> WORK TO DO
Return the records word for word. Any pictures in them are not part of the copy.

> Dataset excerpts
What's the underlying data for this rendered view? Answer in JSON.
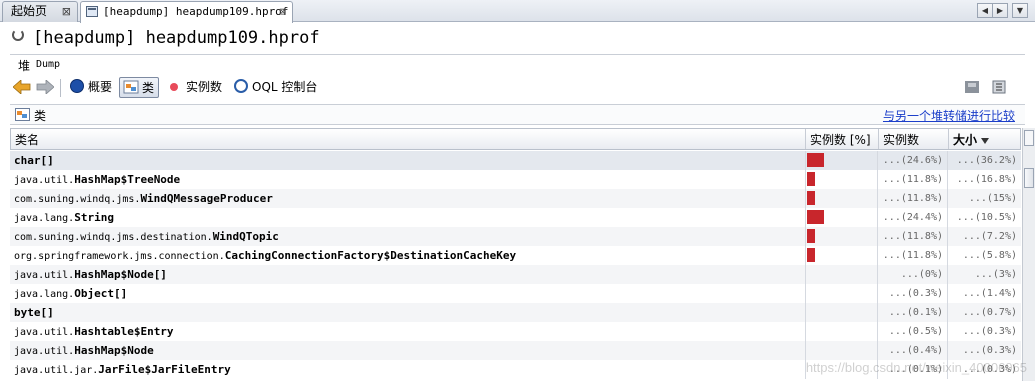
{
  "tabs": [
    {
      "label": "起始页",
      "active": false
    },
    {
      "label": "[heapdump] heapdump109.hprof",
      "active": true
    }
  ],
  "close_glyph": "⊠",
  "title": "[heapdump] heapdump109.hprof",
  "subtitle": {
    "heap": "堆",
    "dump": "Dump"
  },
  "toolbar": {
    "summary_label": "概要",
    "classes_label": "类",
    "instances_label": "实例数",
    "oql_label": "OQL 控制台"
  },
  "section": {
    "label": "类",
    "compare_link": "与另一个堆转储进行比较"
  },
  "table": {
    "columns": {
      "name": "类名",
      "instances_pct": "实例数 [%]",
      "instances": "实例数",
      "size": "大小"
    },
    "rows": [
      {
        "pkg": "",
        "cls": "char[]",
        "bar_pct": 24.6,
        "inst": "...(24.6%)",
        "size": "...(36.2%)"
      },
      {
        "pkg": "java.util.",
        "cls": "HashMap$TreeNode",
        "bar_pct": 11.8,
        "inst": "...(11.8%)",
        "size": "...(16.8%)"
      },
      {
        "pkg": "com.suning.windq.jms.",
        "cls": "WindQMessageProducer",
        "bar_pct": 11.8,
        "inst": "...(11.8%)",
        "size": "...(15%)"
      },
      {
        "pkg": "java.lang.",
        "cls": "String",
        "bar_pct": 24.4,
        "inst": "...(24.4%)",
        "size": "...(10.5%)"
      },
      {
        "pkg": "com.suning.windq.jms.destination.",
        "cls": "WindQTopic",
        "bar_pct": 11.8,
        "inst": "...(11.8%)",
        "size": "...(7.2%)"
      },
      {
        "pkg": "org.springframework.jms.connection.",
        "cls": "CachingConnectionFactory$DestinationCacheKey",
        "bar_pct": 11.8,
        "inst": "...(11.8%)",
        "size": "...(5.8%)"
      },
      {
        "pkg": "java.util.",
        "cls": "HashMap$Node[]",
        "bar_pct": 0,
        "inst": "...(0%)",
        "size": "...(3%)"
      },
      {
        "pkg": "java.lang.",
        "cls": "Object[]",
        "bar_pct": 0.3,
        "inst": "...(0.3%)",
        "size": "...(1.4%)"
      },
      {
        "pkg": "",
        "cls": "byte[]",
        "bar_pct": 0.1,
        "inst": "...(0.1%)",
        "size": "...(0.7%)"
      },
      {
        "pkg": "java.util.",
        "cls": "Hashtable$Entry",
        "bar_pct": 0.5,
        "inst": "...(0.5%)",
        "size": "...(0.3%)"
      },
      {
        "pkg": "java.util.",
        "cls": "HashMap$Node",
        "bar_pct": 0.4,
        "inst": "...(0.4%)",
        "size": "...(0.3%)"
      },
      {
        "pkg": "java.util.jar.",
        "cls": "JarFile$JarFileEntry",
        "bar_pct": 0.1,
        "inst": "...(0.1%)",
        "size": "...(0.3%)"
      }
    ]
  },
  "watermark": "https://blog.csdn.net/weixin_40006065",
  "colors": {
    "bar": "#c8262c",
    "link": "#1b3ec9"
  }
}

> COMPLETE OUTPUT
What's the underlying data for this rendered view? Answer in JSON.
{
  "tabs": [
    {
      "label": "起始页",
      "active": false
    },
    {
      "label": "[heapdump] heapdump109.hprof",
      "active": true
    }
  ],
  "close_glyph": "⊠",
  "title": "[heapdump] heapdump109.hprof",
  "subtitle": {
    "heap": "堆",
    "dump": "Dump"
  },
  "toolbar": {
    "summary_label": "概要",
    "classes_label": "类",
    "instances_label": "实例数",
    "oql_label": "OQL 控制台"
  },
  "section": {
    "label": "类",
    "compare_link": "与另一个堆转储进行比较"
  },
  "table": {
    "columns": {
      "name": "类名",
      "instances_pct": "实例数 [%]",
      "instances": "实例数",
      "size": "大小"
    },
    "rows": [
      {
        "pkg": "",
        "cls": "char[]",
        "bar_pct": 24.6,
        "inst": "...(24.6%)",
        "size": "...(36.2%)"
      },
      {
        "pkg": "java.util.",
        "cls": "HashMap$TreeNode",
        "bar_pct": 11.8,
        "inst": "...(11.8%)",
        "size": "...(16.8%)"
      },
      {
        "pkg": "com.suning.windq.jms.",
        "cls": "WindQMessageProducer",
        "bar_pct": 11.8,
        "inst": "...(11.8%)",
        "size": "...(15%)"
      },
      {
        "pkg": "java.lang.",
        "cls": "String",
        "bar_pct": 24.4,
        "inst": "...(24.4%)",
        "size": "...(10.5%)"
      },
      {
        "pkg": "com.suning.windq.jms.destination.",
        "cls": "WindQTopic",
        "bar_pct": 11.8,
        "inst": "...(11.8%)",
        "size": "...(7.2%)"
      },
      {
        "pkg": "org.springframework.jms.connection.",
        "cls": "CachingConnectionFactory$DestinationCacheKey",
        "bar_pct": 11.8,
        "inst": "...(11.8%)",
        "size": "...(5.8%)"
      },
      {
        "pkg": "java.util.",
        "cls": "HashMap$Node[]",
        "bar_pct": 0,
        "inst": "...(0%)",
        "size": "...(3%)"
      },
      {
        "pkg": "java.lang.",
        "cls": "Object[]",
        "bar_pct": 0.3,
        "inst": "...(0.3%)",
        "size": "...(1.4%)"
      },
      {
        "pkg": "",
        "cls": "byte[]",
        "bar_pct": 0.1,
        "inst": "...(0.1%)",
        "size": "...(0.7%)"
      },
      {
        "pkg": "java.util.",
        "cls": "Hashtable$Entry",
        "bar_pct": 0.5,
        "inst": "...(0.5%)",
        "size": "...(0.3%)"
      },
      {
        "pkg": "java.util.",
        "cls": "HashMap$Node",
        "bar_pct": 0.4,
        "inst": "...(0.4%)",
        "size": "...(0.3%)"
      },
      {
        "pkg": "java.util.jar.",
        "cls": "JarFile$JarFileEntry",
        "bar_pct": 0.1,
        "inst": "...(0.1%)",
        "size": "...(0.3%)"
      }
    ]
  },
  "watermark": "https://blog.csdn.net/weixin_40006065",
  "colors": {
    "bar": "#c8262c",
    "link": "#1b3ec9"
  }
}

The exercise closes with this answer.